**Exercise requirements**
Reproduce the records below exactly as they appear, omitting any pictures they contain.
[Start of Information shown]
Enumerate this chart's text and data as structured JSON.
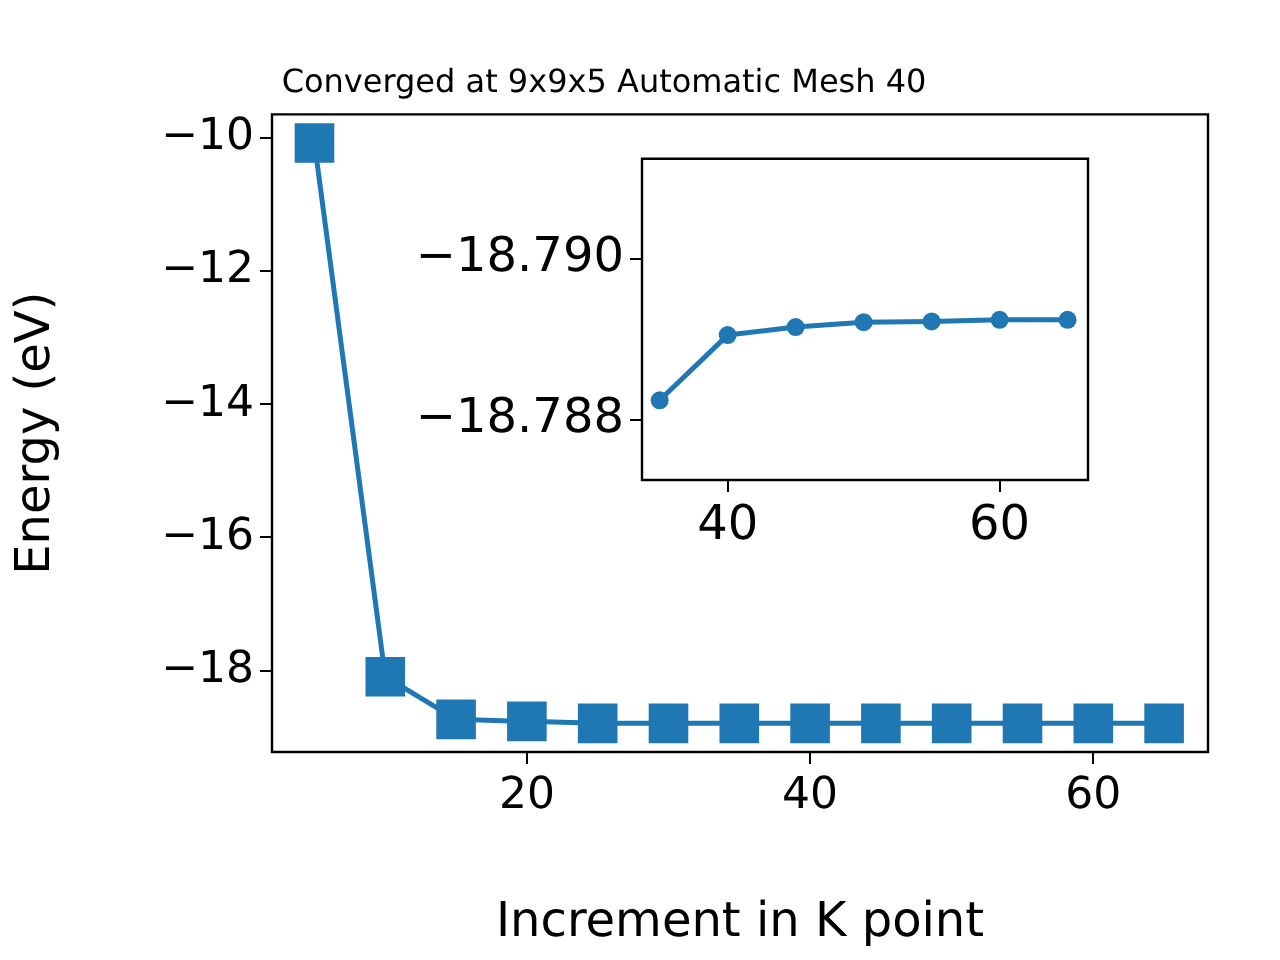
{
  "chart_data": [
    {
      "type": "line",
      "title": "Converged at 9x9x5 Automatic Mesh 40",
      "xlabel": "Increment in K point",
      "ylabel": "Energy (eV)",
      "x": [
        5,
        10,
        15,
        20,
        25,
        30,
        35,
        40,
        45,
        50,
        55,
        60,
        65
      ],
      "series": [
        {
          "color": "#1f77b4",
          "values": [
            -10.08,
            -18.09,
            -18.73,
            -18.76,
            -18.79,
            -18.79,
            -18.79,
            -18.79,
            -18.79,
            -18.79,
            -18.79,
            -18.79,
            -18.79
          ]
        }
      ],
      "xlim": [
        2,
        68.1
      ],
      "xticks": [
        20,
        40,
        60
      ],
      "ylim": [
        -19.22,
        -9.65
      ],
      "yticks": [
        {
          "value": -10,
          "label": "−10"
        },
        {
          "value": -12,
          "label": "−12"
        },
        {
          "value": -14,
          "label": "−14"
        },
        {
          "value": -16,
          "label": "−16"
        },
        {
          "value": -18,
          "label": "−18"
        }
      ],
      "marker": "square",
      "line_style": "solid",
      "grid": false,
      "legend": false
    },
    {
      "type": "line",
      "x": [
        35,
        40,
        45,
        50,
        55,
        60,
        65
      ],
      "series": [
        {
          "color": "#1f77b4",
          "values": [
            -18.78824,
            -18.78905,
            -18.78915,
            -18.78921,
            -18.78922,
            -18.78924,
            -18.78924
          ]
        }
      ],
      "xlim": [
        33.7,
        66.5
      ],
      "xticks": [
        40,
        60
      ],
      "ylim": [
        -18.78725,
        -18.79124
      ],
      "yticks": [
        {
          "value": -18.79,
          "label": "−18.790"
        },
        {
          "value": -18.788,
          "label": "−18.788"
        }
      ],
      "marker": "circle",
      "line_style": "solid",
      "grid": false,
      "legend": false
    }
  ]
}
[End of Information shown]
**Problem solution**
Enumerate this chart's text and data as structured JSON.
{
  "chart_data": [
    {
      "type": "line",
      "title": "Converged at 9x9x5 Automatic Mesh 40",
      "xlabel": "Increment in K point",
      "ylabel": "Energy (eV)",
      "x": [
        5,
        10,
        15,
        20,
        25,
        30,
        35,
        40,
        45,
        50,
        55,
        60,
        65
      ],
      "series": [
        {
          "color": "#1f77b4",
          "values": [
            -10.08,
            -18.09,
            -18.73,
            -18.76,
            -18.79,
            -18.79,
            -18.79,
            -18.79,
            -18.79,
            -18.79,
            -18.79,
            -18.79,
            -18.79
          ]
        }
      ],
      "xlim": [
        2,
        68.1
      ],
      "xticks": [
        20,
        40,
        60
      ],
      "ylim": [
        -19.22,
        -9.65
      ],
      "yticks": [
        {
          "value": -10,
          "label": "−10"
        },
        {
          "value": -12,
          "label": "−12"
        },
        {
          "value": -14,
          "label": "−14"
        },
        {
          "value": -16,
          "label": "−16"
        },
        {
          "value": -18,
          "label": "−18"
        }
      ],
      "marker": "square",
      "line_style": "solid",
      "grid": false,
      "legend": false
    },
    {
      "type": "line",
      "x": [
        35,
        40,
        45,
        50,
        55,
        60,
        65
      ],
      "series": [
        {
          "color": "#1f77b4",
          "values": [
            -18.78824,
            -18.78905,
            -18.78915,
            -18.78921,
            -18.78922,
            -18.78924,
            -18.78924
          ]
        }
      ],
      "xlim": [
        33.7,
        66.5
      ],
      "xticks": [
        40,
        60
      ],
      "ylim": [
        -18.78725,
        -18.79124
      ],
      "yticks": [
        {
          "value": -18.79,
          "label": "−18.790"
        },
        {
          "value": -18.788,
          "label": "−18.788"
        }
      ],
      "marker": "circle",
      "line_style": "solid",
      "grid": false,
      "legend": false
    }
  ]
}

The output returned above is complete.